Problem description
Write out the material again exactly, please, and omit the pictures.
--- begin Excerpted records ---
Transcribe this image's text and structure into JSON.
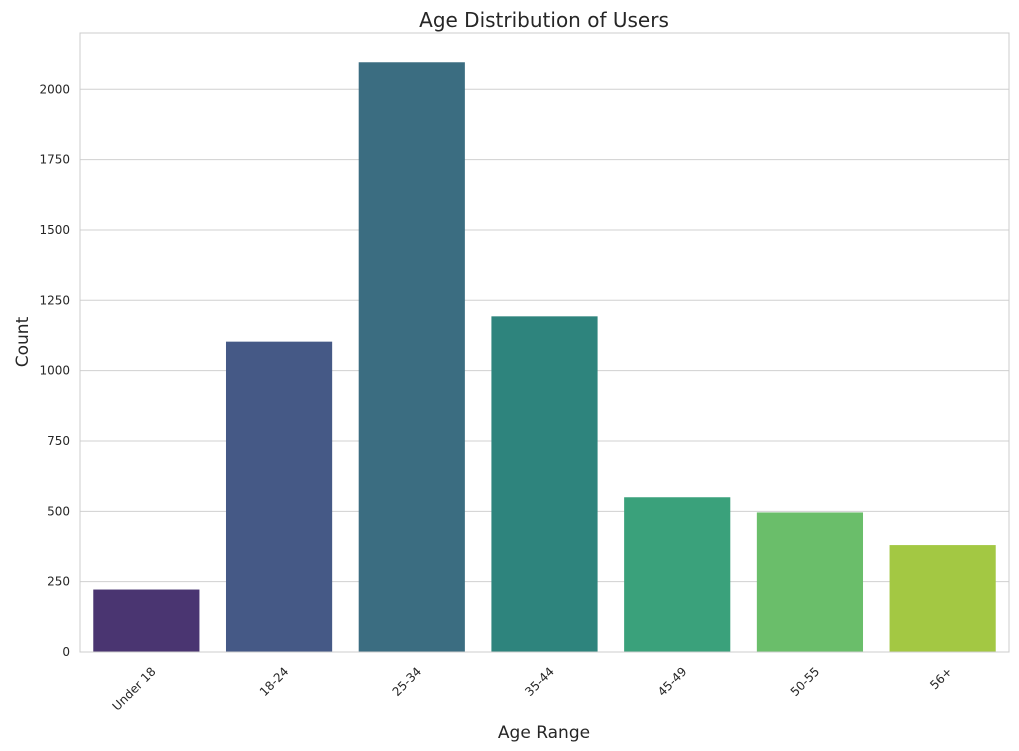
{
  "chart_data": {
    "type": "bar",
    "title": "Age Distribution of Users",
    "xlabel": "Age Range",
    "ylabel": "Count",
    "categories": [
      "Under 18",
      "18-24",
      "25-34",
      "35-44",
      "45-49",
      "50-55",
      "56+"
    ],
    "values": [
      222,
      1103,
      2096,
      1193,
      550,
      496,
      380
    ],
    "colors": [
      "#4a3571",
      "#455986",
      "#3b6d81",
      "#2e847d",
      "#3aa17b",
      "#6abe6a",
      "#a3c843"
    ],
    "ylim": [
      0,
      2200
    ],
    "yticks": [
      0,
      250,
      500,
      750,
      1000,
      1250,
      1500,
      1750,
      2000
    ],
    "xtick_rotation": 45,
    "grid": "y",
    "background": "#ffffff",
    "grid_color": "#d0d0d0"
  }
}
--- end Excerpted records ---
Result below
Transcribe this image's text and structure into JSON.
{
  "chart_data": {
    "type": "bar",
    "title": "Age Distribution of Users",
    "xlabel": "Age Range",
    "ylabel": "Count",
    "categories": [
      "Under 18",
      "18-24",
      "25-34",
      "35-44",
      "45-49",
      "50-55",
      "56+"
    ],
    "values": [
      222,
      1103,
      2096,
      1193,
      550,
      496,
      380
    ],
    "colors": [
      "#4a3571",
      "#455986",
      "#3b6d81",
      "#2e847d",
      "#3aa17b",
      "#6abe6a",
      "#a3c843"
    ],
    "ylim": [
      0,
      2200
    ],
    "yticks": [
      0,
      250,
      500,
      750,
      1000,
      1250,
      1500,
      1750,
      2000
    ],
    "xtick_rotation": 45,
    "grid": "y",
    "background": "#ffffff",
    "grid_color": "#d0d0d0"
  }
}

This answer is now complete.